» **WHAT THE EXERCISE ASKS**: Can you copy out, word for word, the part of the data below that opens with its first line and closes with the line containing "dial-config-button[interactable]: Dial Config"?
++++++
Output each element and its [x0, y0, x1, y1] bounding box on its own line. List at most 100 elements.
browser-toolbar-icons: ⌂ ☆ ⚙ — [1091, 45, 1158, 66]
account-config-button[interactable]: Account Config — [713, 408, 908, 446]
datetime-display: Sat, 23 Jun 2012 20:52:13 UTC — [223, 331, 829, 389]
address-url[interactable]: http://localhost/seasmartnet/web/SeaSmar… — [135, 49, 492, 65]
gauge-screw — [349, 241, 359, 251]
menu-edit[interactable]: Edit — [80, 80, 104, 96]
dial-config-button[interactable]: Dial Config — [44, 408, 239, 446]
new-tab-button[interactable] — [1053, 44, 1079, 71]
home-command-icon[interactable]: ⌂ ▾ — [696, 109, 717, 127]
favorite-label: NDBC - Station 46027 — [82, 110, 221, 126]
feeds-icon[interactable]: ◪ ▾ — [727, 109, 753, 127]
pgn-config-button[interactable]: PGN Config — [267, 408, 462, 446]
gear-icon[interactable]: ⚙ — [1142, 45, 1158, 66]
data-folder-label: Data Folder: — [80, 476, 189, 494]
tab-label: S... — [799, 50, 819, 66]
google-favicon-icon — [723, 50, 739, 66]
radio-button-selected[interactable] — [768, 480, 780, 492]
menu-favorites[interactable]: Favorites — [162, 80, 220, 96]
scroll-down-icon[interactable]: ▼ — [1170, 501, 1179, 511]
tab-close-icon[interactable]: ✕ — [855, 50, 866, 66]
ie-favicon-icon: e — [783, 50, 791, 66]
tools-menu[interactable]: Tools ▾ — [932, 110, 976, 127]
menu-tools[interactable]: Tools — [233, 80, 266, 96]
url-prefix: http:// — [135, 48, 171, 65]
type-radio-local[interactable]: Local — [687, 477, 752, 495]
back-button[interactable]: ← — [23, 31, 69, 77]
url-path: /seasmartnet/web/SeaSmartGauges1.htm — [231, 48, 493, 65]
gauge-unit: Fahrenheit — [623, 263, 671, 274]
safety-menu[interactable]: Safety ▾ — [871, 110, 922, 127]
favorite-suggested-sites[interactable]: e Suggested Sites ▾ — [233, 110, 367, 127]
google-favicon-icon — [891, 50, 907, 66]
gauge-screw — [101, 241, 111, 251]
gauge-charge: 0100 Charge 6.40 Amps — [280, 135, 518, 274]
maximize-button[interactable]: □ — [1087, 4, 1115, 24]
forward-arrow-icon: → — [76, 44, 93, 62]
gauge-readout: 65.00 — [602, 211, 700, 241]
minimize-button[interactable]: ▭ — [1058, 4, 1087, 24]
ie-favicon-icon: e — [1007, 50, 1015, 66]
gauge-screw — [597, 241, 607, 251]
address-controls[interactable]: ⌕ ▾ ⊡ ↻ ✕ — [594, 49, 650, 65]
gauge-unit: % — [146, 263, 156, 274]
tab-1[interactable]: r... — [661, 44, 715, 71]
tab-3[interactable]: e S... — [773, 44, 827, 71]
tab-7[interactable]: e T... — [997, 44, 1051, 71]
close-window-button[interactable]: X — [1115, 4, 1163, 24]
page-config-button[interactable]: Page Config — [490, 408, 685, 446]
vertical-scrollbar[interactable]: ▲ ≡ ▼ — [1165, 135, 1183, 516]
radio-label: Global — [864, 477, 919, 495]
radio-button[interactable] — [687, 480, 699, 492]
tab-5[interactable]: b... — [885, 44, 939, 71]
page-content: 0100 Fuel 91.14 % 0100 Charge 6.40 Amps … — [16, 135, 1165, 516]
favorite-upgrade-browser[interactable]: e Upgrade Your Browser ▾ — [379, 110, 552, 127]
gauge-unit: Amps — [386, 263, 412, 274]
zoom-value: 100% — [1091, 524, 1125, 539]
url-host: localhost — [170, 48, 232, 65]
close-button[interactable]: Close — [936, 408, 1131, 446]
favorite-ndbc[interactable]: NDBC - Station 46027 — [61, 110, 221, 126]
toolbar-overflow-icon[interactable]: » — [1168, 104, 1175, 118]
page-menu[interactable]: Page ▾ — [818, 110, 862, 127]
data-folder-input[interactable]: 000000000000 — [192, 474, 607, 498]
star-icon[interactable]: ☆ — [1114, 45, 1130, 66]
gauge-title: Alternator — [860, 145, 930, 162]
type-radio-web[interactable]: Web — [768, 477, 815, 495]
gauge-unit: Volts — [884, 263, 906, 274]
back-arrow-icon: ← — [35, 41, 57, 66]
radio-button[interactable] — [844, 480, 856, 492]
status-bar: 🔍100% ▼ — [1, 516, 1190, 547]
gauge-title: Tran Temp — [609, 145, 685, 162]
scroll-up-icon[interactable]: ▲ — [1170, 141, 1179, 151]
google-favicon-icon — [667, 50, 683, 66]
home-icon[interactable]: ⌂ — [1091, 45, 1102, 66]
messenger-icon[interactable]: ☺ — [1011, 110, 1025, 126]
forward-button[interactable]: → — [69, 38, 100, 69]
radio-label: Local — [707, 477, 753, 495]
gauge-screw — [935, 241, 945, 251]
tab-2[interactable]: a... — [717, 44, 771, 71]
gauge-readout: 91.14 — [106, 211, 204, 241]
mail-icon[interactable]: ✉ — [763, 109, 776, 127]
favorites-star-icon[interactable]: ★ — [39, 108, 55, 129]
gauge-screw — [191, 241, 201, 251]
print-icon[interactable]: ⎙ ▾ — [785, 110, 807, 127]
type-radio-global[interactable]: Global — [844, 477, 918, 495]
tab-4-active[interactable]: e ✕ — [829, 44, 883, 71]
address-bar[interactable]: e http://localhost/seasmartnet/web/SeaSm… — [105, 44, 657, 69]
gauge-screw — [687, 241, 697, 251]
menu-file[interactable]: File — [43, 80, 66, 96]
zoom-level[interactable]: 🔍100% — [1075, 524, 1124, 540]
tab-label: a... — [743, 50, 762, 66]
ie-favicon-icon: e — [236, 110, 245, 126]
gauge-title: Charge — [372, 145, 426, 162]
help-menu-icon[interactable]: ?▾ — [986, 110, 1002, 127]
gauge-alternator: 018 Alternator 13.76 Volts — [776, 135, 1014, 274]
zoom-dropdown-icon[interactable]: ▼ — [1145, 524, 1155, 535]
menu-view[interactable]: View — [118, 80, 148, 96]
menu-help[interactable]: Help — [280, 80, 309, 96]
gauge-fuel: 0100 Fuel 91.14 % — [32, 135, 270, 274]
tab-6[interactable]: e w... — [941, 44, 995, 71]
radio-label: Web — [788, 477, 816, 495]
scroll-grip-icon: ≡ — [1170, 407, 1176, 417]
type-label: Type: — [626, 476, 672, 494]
++++++
» **RESULT FOR THIS EXERCISE**:
Output each element and its [x0, y0, x1, y1] bounding box on its own line. List at most 100 elements.
browser-toolbar-icons: ⌂ ☆ ⚙ — [1091, 45, 1158, 66]
account-config-button[interactable]: Account Config — [713, 408, 908, 446]
datetime-display: Sat, 23 Jun 2012 20:52:13 UTC — [223, 331, 829, 389]
address-url[interactable]: http://localhost/seasmartnet/web/SeaSmar… — [135, 49, 492, 65]
gauge-screw — [349, 241, 359, 251]
menu-edit[interactable]: Edit — [80, 80, 104, 96]
dial-config-button[interactable]: Dial Config — [44, 408, 239, 446]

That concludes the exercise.